* The data:
────────────────
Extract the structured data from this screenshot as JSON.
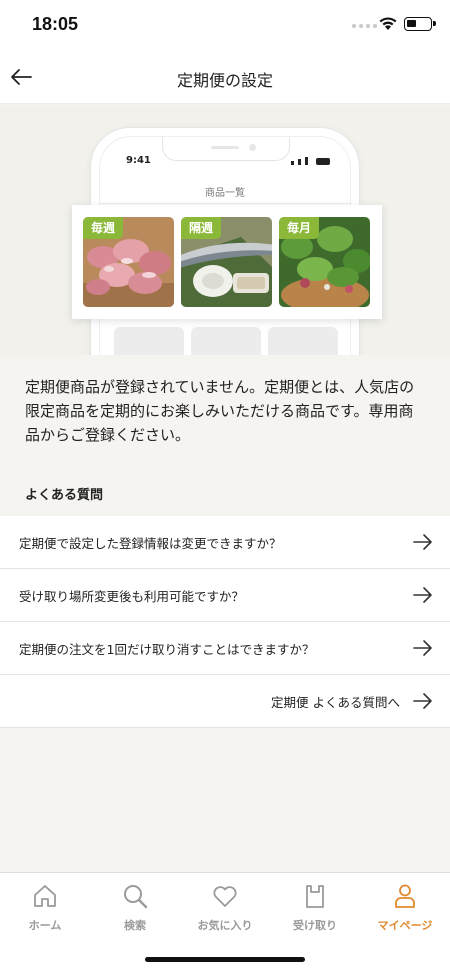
{
  "status_bar": {
    "time": "18:05"
  },
  "nav": {
    "title": "定期便の設定",
    "back_icon": "arrow-left-icon"
  },
  "hero": {
    "phone_time": "9:41",
    "phone_screen_title": "商品一覧",
    "products": [
      {
        "tag": "毎週",
        "image": "meat-image"
      },
      {
        "tag": "隔週",
        "image": "fish-image"
      },
      {
        "tag": "毎月",
        "image": "vegetables-image"
      }
    ]
  },
  "description": "定期便商品が登録されていません。定期便とは、人気店の限定商品を定期的にお楽しみいただける商品です。専用商品からご登録ください。",
  "faq": {
    "heading": "よくある質問",
    "items": [
      {
        "text": "定期便で設定した登録情報は変更できますか？"
      },
      {
        "text": "受け取り場所変更後も利用可能ですか？"
      },
      {
        "text": "定期便の注文を1回だけ取り消すことはできますか？"
      }
    ],
    "more_link": "定期便 よくある質問へ"
  },
  "tab_bar": {
    "active_color": "#e08a2e",
    "inactive_color": "#9a9a9a",
    "tabs": [
      {
        "label": "ホーム",
        "icon": "home-icon"
      },
      {
        "label": "検索",
        "icon": "search-icon"
      },
      {
        "label": "お気に入り",
        "icon": "heart-icon"
      },
      {
        "label": "受け取り",
        "icon": "bag-icon"
      },
      {
        "label": "マイページ",
        "icon": "person-icon",
        "active": true
      }
    ]
  }
}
────────────────
* Directions:
Restate the whole listing above exactly, please, omitting every image.

* Task result:
Extract the structured data from this screenshot as JSON.
{
  "status_bar": {
    "time": "18:05"
  },
  "nav": {
    "title": "定期便の設定",
    "back_icon": "arrow-left-icon"
  },
  "hero": {
    "phone_time": "9:41",
    "phone_screen_title": "商品一覧",
    "products": [
      {
        "tag": "毎週",
        "image": "meat-image"
      },
      {
        "tag": "隔週",
        "image": "fish-image"
      },
      {
        "tag": "毎月",
        "image": "vegetables-image"
      }
    ]
  },
  "description": "定期便商品が登録されていません。定期便とは、人気店の限定商品を定期的にお楽しみいただける商品です。専用商品からご登録ください。",
  "faq": {
    "heading": "よくある質問",
    "items": [
      {
        "text": "定期便で設定した登録情報は変更できますか？"
      },
      {
        "text": "受け取り場所変更後も利用可能ですか？"
      },
      {
        "text": "定期便の注文を1回だけ取り消すことはできますか？"
      }
    ],
    "more_link": "定期便 よくある質問へ"
  },
  "tab_bar": {
    "active_color": "#e08a2e",
    "inactive_color": "#9a9a9a",
    "tabs": [
      {
        "label": "ホーム",
        "icon": "home-icon"
      },
      {
        "label": "検索",
        "icon": "search-icon"
      },
      {
        "label": "お気に入り",
        "icon": "heart-icon"
      },
      {
        "label": "受け取り",
        "icon": "bag-icon"
      },
      {
        "label": "マイページ",
        "icon": "person-icon",
        "active": true
      }
    ]
  }
}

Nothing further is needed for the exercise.